Listed entries -
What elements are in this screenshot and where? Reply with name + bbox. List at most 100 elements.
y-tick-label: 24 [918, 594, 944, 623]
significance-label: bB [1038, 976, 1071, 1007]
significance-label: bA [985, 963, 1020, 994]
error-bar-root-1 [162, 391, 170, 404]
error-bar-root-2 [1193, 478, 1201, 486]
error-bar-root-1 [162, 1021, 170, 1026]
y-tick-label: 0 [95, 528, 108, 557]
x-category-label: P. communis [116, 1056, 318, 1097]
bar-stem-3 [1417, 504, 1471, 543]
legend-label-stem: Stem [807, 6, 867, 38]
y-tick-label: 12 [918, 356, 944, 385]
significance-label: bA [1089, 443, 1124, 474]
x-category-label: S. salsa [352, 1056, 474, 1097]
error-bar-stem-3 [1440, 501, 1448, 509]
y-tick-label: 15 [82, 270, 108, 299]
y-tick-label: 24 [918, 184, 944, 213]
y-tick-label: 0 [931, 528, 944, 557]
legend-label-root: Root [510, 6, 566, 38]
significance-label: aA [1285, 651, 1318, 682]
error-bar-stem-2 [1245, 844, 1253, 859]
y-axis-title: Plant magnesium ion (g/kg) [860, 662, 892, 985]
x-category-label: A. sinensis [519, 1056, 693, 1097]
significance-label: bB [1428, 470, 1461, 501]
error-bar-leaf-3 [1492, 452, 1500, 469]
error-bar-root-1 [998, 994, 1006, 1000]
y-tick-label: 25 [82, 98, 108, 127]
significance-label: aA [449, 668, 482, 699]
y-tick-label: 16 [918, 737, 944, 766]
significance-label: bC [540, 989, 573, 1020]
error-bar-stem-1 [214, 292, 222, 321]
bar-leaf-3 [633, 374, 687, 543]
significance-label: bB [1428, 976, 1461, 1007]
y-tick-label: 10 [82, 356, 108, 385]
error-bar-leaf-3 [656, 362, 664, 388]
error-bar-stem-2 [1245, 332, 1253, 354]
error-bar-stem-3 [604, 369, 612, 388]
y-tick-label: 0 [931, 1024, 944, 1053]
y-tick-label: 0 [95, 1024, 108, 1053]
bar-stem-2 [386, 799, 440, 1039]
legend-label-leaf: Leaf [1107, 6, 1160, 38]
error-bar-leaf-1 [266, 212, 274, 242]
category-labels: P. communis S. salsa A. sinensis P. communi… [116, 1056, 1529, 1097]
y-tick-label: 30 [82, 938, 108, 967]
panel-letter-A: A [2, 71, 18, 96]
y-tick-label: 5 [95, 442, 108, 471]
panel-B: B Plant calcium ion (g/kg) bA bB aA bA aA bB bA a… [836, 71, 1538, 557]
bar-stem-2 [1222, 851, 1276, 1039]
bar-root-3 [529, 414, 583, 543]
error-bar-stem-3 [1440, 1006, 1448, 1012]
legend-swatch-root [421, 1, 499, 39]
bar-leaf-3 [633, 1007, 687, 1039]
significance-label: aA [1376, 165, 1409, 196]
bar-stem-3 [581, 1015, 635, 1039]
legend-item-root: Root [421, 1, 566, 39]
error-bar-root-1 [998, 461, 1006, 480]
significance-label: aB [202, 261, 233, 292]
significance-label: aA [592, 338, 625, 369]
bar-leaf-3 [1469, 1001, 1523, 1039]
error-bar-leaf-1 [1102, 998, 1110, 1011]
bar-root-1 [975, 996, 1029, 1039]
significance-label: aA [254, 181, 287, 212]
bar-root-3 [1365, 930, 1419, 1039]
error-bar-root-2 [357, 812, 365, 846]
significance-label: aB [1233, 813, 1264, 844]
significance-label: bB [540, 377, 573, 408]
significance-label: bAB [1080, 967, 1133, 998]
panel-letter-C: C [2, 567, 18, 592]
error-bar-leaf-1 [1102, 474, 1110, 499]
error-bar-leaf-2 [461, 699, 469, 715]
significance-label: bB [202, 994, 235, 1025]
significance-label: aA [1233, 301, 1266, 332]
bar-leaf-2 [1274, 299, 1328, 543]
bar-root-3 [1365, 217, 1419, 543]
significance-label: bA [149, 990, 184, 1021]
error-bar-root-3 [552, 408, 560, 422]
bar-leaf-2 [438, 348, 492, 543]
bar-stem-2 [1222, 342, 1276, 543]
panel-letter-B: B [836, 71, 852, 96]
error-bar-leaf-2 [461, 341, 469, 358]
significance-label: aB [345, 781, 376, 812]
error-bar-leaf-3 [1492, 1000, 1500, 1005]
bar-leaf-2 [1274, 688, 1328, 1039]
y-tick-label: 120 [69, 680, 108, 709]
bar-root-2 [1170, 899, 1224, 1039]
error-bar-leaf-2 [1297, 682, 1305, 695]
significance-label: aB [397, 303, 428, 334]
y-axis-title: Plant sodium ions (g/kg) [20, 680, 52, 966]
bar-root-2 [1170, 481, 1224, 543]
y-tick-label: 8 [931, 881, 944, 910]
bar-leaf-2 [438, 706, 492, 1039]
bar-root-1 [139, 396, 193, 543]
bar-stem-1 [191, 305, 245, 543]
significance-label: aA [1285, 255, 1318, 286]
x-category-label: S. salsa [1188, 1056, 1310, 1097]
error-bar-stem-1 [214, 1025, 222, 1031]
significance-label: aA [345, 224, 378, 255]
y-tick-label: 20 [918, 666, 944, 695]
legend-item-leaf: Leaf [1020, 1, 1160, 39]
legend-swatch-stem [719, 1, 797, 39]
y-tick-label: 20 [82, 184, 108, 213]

Direction -
Rewrite the full listing above, swapping every "significance-label" for "letter-label" and leaving everything else as it is.

Solution for this exercise -
What elements are in this screenshot and where? Reply with name + bbox. List at most 100 elements.
y-tick-label: 24 [918, 594, 944, 623]
letter-label: bB [1038, 976, 1071, 1007]
letter-label: bA [985, 963, 1020, 994]
error-bar-root-1 [162, 391, 170, 404]
error-bar-root-2 [1193, 478, 1201, 486]
error-bar-root-1 [162, 1021, 170, 1026]
y-tick-label: 0 [95, 528, 108, 557]
x-category-label: P. communis [116, 1056, 318, 1097]
bar-stem-3 [1417, 504, 1471, 543]
legend-label-stem: Stem [807, 6, 867, 38]
y-tick-label: 12 [918, 356, 944, 385]
letter-label: bA [1089, 443, 1124, 474]
x-category-label: S. salsa [352, 1056, 474, 1097]
error-bar-stem-3 [1440, 501, 1448, 509]
y-tick-label: 15 [82, 270, 108, 299]
y-tick-label: 24 [918, 184, 944, 213]
y-tick-label: 0 [931, 528, 944, 557]
legend-label-root: Root [510, 6, 566, 38]
letter-label: aA [1285, 651, 1318, 682]
error-bar-stem-2 [1245, 844, 1253, 859]
y-axis-title: Plant magnesium ion (g/kg) [860, 662, 892, 985]
x-category-label: A. sinensis [519, 1056, 693, 1097]
letter-label: bB [1428, 470, 1461, 501]
error-bar-leaf-3 [1492, 452, 1500, 469]
error-bar-root-1 [998, 994, 1006, 1000]
y-tick-label: 25 [82, 98, 108, 127]
letter-label: aA [449, 668, 482, 699]
y-tick-label: 16 [918, 737, 944, 766]
letter-label: bC [540, 989, 573, 1020]
error-bar-stem-1 [214, 292, 222, 321]
bar-leaf-3 [633, 374, 687, 543]
letter-label: bB [1428, 976, 1461, 1007]
y-tick-label: 10 [82, 356, 108, 385]
error-bar-leaf-3 [656, 362, 664, 388]
error-bar-stem-2 [1245, 332, 1253, 354]
error-bar-stem-3 [604, 369, 612, 388]
y-tick-label: 0 [931, 1024, 944, 1053]
y-tick-label: 0 [95, 1024, 108, 1053]
bar-stem-2 [386, 799, 440, 1039]
legend-label-leaf: Leaf [1107, 6, 1160, 38]
error-bar-leaf-1 [266, 212, 274, 242]
category-labels: P. communis S. salsa A. sinensis P. communi… [116, 1056, 1529, 1097]
y-tick-label: 30 [82, 938, 108, 967]
panel-letter-A: A [2, 71, 18, 96]
y-tick-label: 5 [95, 442, 108, 471]
panel-B: B Plant calcium ion (g/kg) bA bB aA bA aA bB bA a… [836, 71, 1538, 557]
bar-stem-2 [1222, 851, 1276, 1039]
bar-root-3 [529, 414, 583, 543]
error-bar-stem-3 [1440, 1006, 1448, 1012]
legend-swatch-root [421, 1, 499, 39]
bar-leaf-3 [633, 1007, 687, 1039]
letter-label: aA [1376, 165, 1409, 196]
bar-stem-3 [581, 1015, 635, 1039]
legend-item-root: Root [421, 1, 566, 39]
error-bar-root-1 [998, 461, 1006, 480]
letter-label: aB [202, 261, 233, 292]
letter-label: aA [592, 338, 625, 369]
bar-leaf-3 [1469, 1001, 1523, 1039]
error-bar-leaf-1 [1102, 998, 1110, 1011]
bar-root-1 [975, 996, 1029, 1039]
letter-label: aA [254, 181, 287, 212]
bar-root-3 [1365, 930, 1419, 1039]
error-bar-root-2 [357, 812, 365, 846]
letter-label: aB [1233, 813, 1264, 844]
letter-label: bB [540, 377, 573, 408]
letter-label: bAB [1080, 967, 1133, 998]
panel-letter-C: C [2, 567, 18, 592]
error-bar-leaf-1 [1102, 474, 1110, 499]
error-bar-leaf-2 [461, 699, 469, 715]
letter-label: bB [202, 994, 235, 1025]
letter-label: aA [1233, 301, 1266, 332]
bar-leaf-2 [1274, 299, 1328, 543]
bar-root-3 [1365, 217, 1419, 543]
letter-label: bA [149, 990, 184, 1021]
error-bar-root-3 [552, 408, 560, 422]
bar-leaf-2 [438, 348, 492, 543]
bar-stem-2 [1222, 342, 1276, 543]
panel-letter-B: B [836, 71, 852, 96]
error-bar-leaf-2 [461, 341, 469, 358]
letter-label: aB [345, 781, 376, 812]
error-bar-leaf-3 [1492, 1000, 1500, 1005]
bar-leaf-2 [1274, 688, 1328, 1039]
y-tick-label: 120 [69, 680, 108, 709]
bar-root-2 [1170, 899, 1224, 1039]
error-bar-leaf-2 [1297, 682, 1305, 695]
letter-label: aB [397, 303, 428, 334]
y-axis-title: Plant sodium ions (g/kg) [20, 680, 52, 966]
bar-root-2 [1170, 481, 1224, 543]
y-tick-label: 8 [931, 881, 944, 910]
bar-leaf-2 [438, 706, 492, 1039]
bar-root-1 [139, 396, 193, 543]
bar-stem-1 [191, 305, 245, 543]
letter-label: aA [1285, 255, 1318, 286]
x-category-label: S. salsa [1188, 1056, 1310, 1097]
error-bar-stem-1 [214, 1025, 222, 1031]
letter-label: aA [345, 224, 378, 255]
y-tick-label: 20 [918, 666, 944, 695]
legend-item-leaf: Leaf [1020, 1, 1160, 39]
legend-swatch-stem [719, 1, 797, 39]
y-tick-label: 20 [82, 184, 108, 213]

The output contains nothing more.